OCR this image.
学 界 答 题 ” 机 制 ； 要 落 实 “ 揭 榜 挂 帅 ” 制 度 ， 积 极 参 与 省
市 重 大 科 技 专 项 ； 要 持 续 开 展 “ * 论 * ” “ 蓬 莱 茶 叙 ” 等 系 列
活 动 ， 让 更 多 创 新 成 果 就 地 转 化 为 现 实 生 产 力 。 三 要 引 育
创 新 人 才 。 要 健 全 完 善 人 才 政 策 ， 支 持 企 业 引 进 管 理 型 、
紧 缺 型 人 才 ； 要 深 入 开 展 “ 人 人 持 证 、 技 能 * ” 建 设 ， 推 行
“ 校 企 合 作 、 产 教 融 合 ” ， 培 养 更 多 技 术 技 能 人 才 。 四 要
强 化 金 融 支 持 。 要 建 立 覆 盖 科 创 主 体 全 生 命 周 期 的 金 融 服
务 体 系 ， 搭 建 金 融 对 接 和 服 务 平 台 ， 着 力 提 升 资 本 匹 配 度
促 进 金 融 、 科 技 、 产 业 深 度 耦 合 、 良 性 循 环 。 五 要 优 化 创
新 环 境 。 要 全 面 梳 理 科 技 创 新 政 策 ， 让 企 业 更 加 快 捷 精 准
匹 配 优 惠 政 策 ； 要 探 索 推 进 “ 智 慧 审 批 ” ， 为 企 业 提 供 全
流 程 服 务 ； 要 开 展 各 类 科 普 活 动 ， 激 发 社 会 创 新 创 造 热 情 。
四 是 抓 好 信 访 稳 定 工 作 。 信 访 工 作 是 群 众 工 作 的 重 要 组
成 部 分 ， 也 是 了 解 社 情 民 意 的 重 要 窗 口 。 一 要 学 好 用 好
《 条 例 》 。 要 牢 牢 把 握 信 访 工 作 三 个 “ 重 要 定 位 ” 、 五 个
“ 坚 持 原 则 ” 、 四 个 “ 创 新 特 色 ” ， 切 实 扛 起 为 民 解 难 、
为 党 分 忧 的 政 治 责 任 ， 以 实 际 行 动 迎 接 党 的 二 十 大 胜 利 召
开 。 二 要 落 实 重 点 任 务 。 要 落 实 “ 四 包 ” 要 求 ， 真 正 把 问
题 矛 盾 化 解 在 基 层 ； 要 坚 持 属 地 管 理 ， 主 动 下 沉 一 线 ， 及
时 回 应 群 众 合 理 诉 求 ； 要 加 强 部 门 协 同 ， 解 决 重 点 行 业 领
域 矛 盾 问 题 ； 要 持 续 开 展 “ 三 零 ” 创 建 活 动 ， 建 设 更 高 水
********************
Exercise description: All of the entries should be written out again exactly.

Task solution:
OCR this image.
学 界 答 题 ” 机 制 ； 要 落 实 “ 揭 榜 挂 帅 ” 制 度 ， 积 极 参 与 省
市 重 大 科 技 专 项 ； 要 持 续 开 展 “ * 论 * ” “ 蓬 莱 茶 叙 ” 等 系 列
活 动 ， 让 更 多 创 新 成 果 就 地 转 化 为 现 实 生 产 力 。 三 要 引 育
创 新 人 才 。 要 健 全 完 善 人 才 政 策 ， 支 持 企 业 引 进 管 理 型 、
紧 缺 型 人 才 ； 要 深 入 开 展 “ 人 人 持 证 、 技 能 * ” 建 设 ， 推 行
“ 校 企 合 作 、 产 教 融 合 ” ， 培 养 更 多 技 术 技 能 人 才 。 四 要
强 化 金 融 支 持 。 要 建 立 覆 盖 科 创 主 体 全 生 命 周 期 的 金 融 服
务 体 系 ， 搭 建 金 融 对 接 和 服 务 平 台 ， 着 力 提 升 资 本 匹 配 度
促 进 金 融 、 科 技 、 产 业 深 度 耦 合 、 良 性 循 环 。 五 要 优 化 创
新 环 境 。 要 全 面 梳 理 科 技 创 新 政 策 ， 让 企 业 更 加 快 捷 精 准
匹 配 优 惠 政 策 ； 要 探 索 推 进 “ 智 慧 审 批 ” ， 为 企 业 提 供 全
流 程 服 务 ； 要 开 展 各 类 科 普 活 动 ， 激 发 社 会 创 新 创 造 热 情 。
四 是 抓 好 信 访 稳 定 工 作 。 信 访 工 作 是 群 众 工 作 的 重 要 组
成 部 分 ， 也 是 了 解 社 情 民 意 的 重 要 窗 口 。 一 要 学 好 用 好
《 条 例 》 。 要 牢 牢 把 握 信 访 工 作 三 个 “ 重 要 定 位 ” 、 五 个
“ 坚 持 原 则 ” 、 四 个 “ 创 新 特 色 ” ， 切 实 扛 起 为 民 解 难 、
为 党 分 忧 的 政 治 责 任 ， 以 实 际 行 动 迎 接 党 的 二 十 大 胜 利 召
开 。 二 要 落 实 重 点 任 务 。 要 落 实 “ 四 包 ” 要 求 ， 真 正 把 问
题 矛 盾 化 解 在 基 层 ； 要 坚 持 属 地 管 理 ， 主 动 下 沉 一 线 ， 及
时 回 应 群 众 合 理 诉 求 ； 要 加 强 部 门 协 同 ， 解 决 重 点 行 业 领
域 矛 盾 问 题 ； 要 持 续 开 展 “ 三 零 ” 创 建 活 动 ， 建 设 更 高 水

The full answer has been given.